[Records from a data source]
┏━━
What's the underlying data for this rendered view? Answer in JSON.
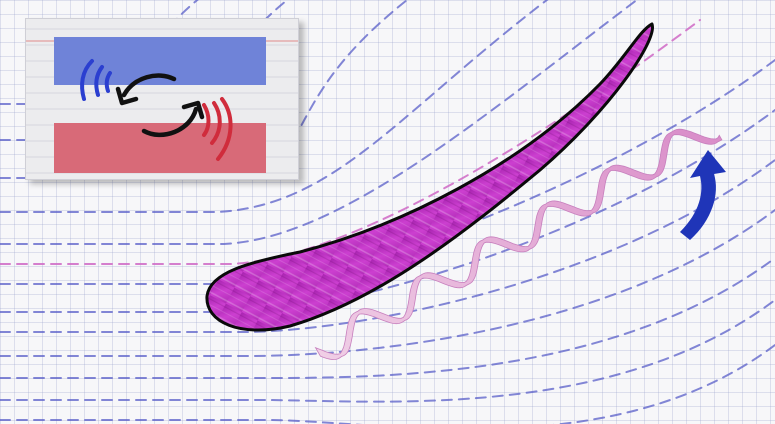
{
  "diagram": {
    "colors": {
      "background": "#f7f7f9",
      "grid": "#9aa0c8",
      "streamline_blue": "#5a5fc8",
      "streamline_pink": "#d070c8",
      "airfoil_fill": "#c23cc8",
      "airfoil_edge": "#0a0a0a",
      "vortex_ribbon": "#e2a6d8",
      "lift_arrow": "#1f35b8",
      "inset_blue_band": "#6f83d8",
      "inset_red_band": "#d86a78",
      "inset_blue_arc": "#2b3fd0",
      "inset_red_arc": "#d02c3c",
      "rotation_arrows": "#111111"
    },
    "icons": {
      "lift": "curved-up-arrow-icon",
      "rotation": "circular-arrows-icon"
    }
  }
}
┗━━
TO BE DONE: Write the records above out again exactly, with no pictures in your copy.

WRITTEN SOLUTION:
What's the underlying data for this rendered view? Answer in JSON.
{
  "diagram": {
    "colors": {
      "background": "#f7f7f9",
      "grid": "#9aa0c8",
      "streamline_blue": "#5a5fc8",
      "streamline_pink": "#d070c8",
      "airfoil_fill": "#c23cc8",
      "airfoil_edge": "#0a0a0a",
      "vortex_ribbon": "#e2a6d8",
      "lift_arrow": "#1f35b8",
      "inset_blue_band": "#6f83d8",
      "inset_red_band": "#d86a78",
      "inset_blue_arc": "#2b3fd0",
      "inset_red_arc": "#d02c3c",
      "rotation_arrows": "#111111"
    },
    "icons": {
      "lift": "curved-up-arrow-icon",
      "rotation": "circular-arrows-icon"
    }
  }
}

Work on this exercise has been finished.